RECORDS PROVIDED Start Marker

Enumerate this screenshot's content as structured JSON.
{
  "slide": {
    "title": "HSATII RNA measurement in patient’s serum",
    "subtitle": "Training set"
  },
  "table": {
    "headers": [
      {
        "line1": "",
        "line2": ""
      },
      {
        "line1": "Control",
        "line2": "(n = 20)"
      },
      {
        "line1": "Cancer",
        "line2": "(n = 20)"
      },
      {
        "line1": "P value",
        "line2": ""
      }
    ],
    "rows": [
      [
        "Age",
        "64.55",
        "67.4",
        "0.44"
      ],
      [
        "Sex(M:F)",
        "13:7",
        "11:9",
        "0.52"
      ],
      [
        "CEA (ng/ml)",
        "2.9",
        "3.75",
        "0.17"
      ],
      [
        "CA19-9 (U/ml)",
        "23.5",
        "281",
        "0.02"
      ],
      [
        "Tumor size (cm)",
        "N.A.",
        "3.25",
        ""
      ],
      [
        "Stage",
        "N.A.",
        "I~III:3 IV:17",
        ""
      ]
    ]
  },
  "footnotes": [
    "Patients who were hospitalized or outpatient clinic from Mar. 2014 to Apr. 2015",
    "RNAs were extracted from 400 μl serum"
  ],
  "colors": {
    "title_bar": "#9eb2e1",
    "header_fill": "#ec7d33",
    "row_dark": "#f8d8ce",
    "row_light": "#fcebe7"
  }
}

RECORDS PROVIDED End Marker

__WORK ORDER__
Reproduce the data above in full, with no line missing.

__ANSWER BOX__
Enumerate this screenshot's content as structured JSON.
{
  "slide": {
    "title": "HSATII RNA measurement in patient’s serum",
    "subtitle": "Training set"
  },
  "table": {
    "headers": [
      {
        "line1": "",
        "line2": ""
      },
      {
        "line1": "Control",
        "line2": "(n = 20)"
      },
      {
        "line1": "Cancer",
        "line2": "(n = 20)"
      },
      {
        "line1": "P value",
        "line2": ""
      }
    ],
    "rows": [
      [
        "Age",
        "64.55",
        "67.4",
        "0.44"
      ],
      [
        "Sex(M:F)",
        "13:7",
        "11:9",
        "0.52"
      ],
      [
        "CEA (ng/ml)",
        "2.9",
        "3.75",
        "0.17"
      ],
      [
        "CA19-9 (U/ml)",
        "23.5",
        "281",
        "0.02"
      ],
      [
        "Tumor size (cm)",
        "N.A.",
        "3.25",
        ""
      ],
      [
        "Stage",
        "N.A.",
        "I~III:3 IV:17",
        ""
      ]
    ]
  },
  "footnotes": [
    "Patients who were hospitalized or outpatient clinic from Mar. 2014 to Apr. 2015",
    "RNAs were extracted from 400 μl serum"
  ],
  "colors": {
    "title_bar": "#9eb2e1",
    "header_fill": "#ec7d33",
    "row_dark": "#f8d8ce",
    "row_light": "#fcebe7"
  }
}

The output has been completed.